-- START Text --
(Since there are many new people arriving, this post from early June is now pinned. If you want to see what’s new, scroll to the article after this one. Edited 2024-07-25.)
I was a little startled but very pleased to see not one but TWO new high level recommendations among the five who have noticed my work. The three I recognize are …
Truth About Threats - SOCOM influence operations guru Paul Cobaugh.
Global Guerrillas - SOCOM pilot and long time author on conflict John Robb.
Spytalk - longtime intelligence sector reporter Jeff Stein.
The arrival of Jeff and John were no doubt assisted by Joe Menn’s Washington Post article on the revelations about The Grayzone from the intrusion into Iran’s PressTV. I wasn’t the only one with those files, I see they’ve made their way into DDoSecrets: PressTV, and there is already a story cooking with another analytical outlet based on my work.
Since a couple dozen of you are new, let me show you around.
Attention Conservation Notice:
I’m fairly good at writing catchy titles and I wander all over the place in terms of interests. Most articles here have an ACN immediately after the intro that offers reasons to NOT read any further. This one is for the influx of new people, constant readers are free to swipe left …
Inforwar Irregulars Bulletin:
The main content here after the initial boot camp has settled into a quarterly explorations of various topics related to online conflict.
September 2023 - a sort of boot camp, meant to help develop skills with the tools needed to operate safely.
4th Quarter 2023 - using The Online Operation Kill Chain as a basic, we considered this from the aspect of a small ISR node characterizing and interdicting malign influence.
1st Quarter 2024 - loosely focused on PANOPTIC, short for Pattern and Action Nomenclature Of Privacy Threats In Context, a MITRE privacy oriented framework. We’re going to keep coming back to this one when I find material.
2nd Quarter 2024 - for the Malign Influence Operations Safari we got access to a fancy new tool set in the form of Semrush/SEOQuake, and we also explored some high profile leaks.
When class is not in session I still post various conflict centered observations.
Geocyber:
The Geocyber area was meant to focus on the overlap of international affairs boiling over into kinetic conflict, and what that meant online. Instead it’s taken on a similar focus and tone to the retired Neal Rauhauser Wordpress site. During the decade prior to the launch of IIB I would pick a new research direction after every presidential election, with climate change, and energy/food/water security featuring strongly.
-- END Text --
-- START Dataset excerpt --
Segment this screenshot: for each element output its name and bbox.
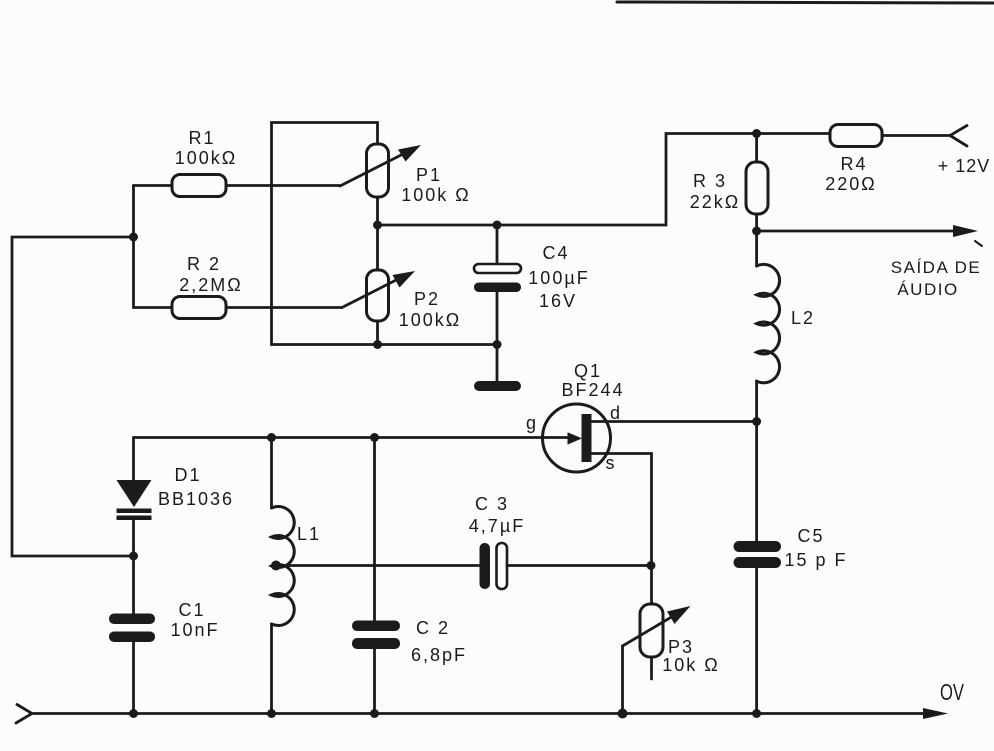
-- END Dataset excerpt --
Directives:
**A.** Condense the welcome post's paragraph that begins "The Geocyber area was meant" into two shorter sentences while keeping its main facts.
**B.** Write the next paragraph of the welcome post, picking up after its final sentence.
The listing has no role in this work.

Task answers:
**A.** The Geocyber area was meant to cover international affairs spilling into kinetic conflict and what that meant online, but it has instead taken on the focus and tone of the retired Neal Rauhauser Wordpress site. In the decade before IIB launched, a new research direction was chosen after every presidential election, often featuring climate change and energy, food and water security.

**B.**
Disinfodrome:
I have some skill in maintaining Open Semantic Search’s document indexing system and I’m a relentless document packrat. Disinfodrome is a cluster of virtual OSS systems with various document sets in them. The demonstration set everyone can see are 14,000 documents from the Trump Russia investigations and there are a number of others in addition to the PressTV material.
Part of what’s happening in 2024 involves Artificial Intelligence For Disinfodrome. There is a translation pipeline effort, since DDoSecrets is chock full of the take from Russian agencies and companies, and OSS itself is going to be joined by a GraphRAG based query solution. We recently acquired a Dell PowerEdge R430, which will be replacing a 2009 Dell R610, and a surprise donation in the form of Pinky & Brain has livened up my home AI computing setup after a difficult spring.
Tool Time:
It is difficult (but not impossible!) to get involved in online conflicts without having a cell phone or a computer. The internet produces a boundless flood of security advice of wildly variable quality, typically authored by guys who are mostly “talking to themselves”. This involves an implicit audience that knows precisely what they do, a recitation of the steps they took to solve their particular problem of the moment, and they never bother to contrast alternate approaches, let alone make clear any negative decisions they made regarding tools or methods.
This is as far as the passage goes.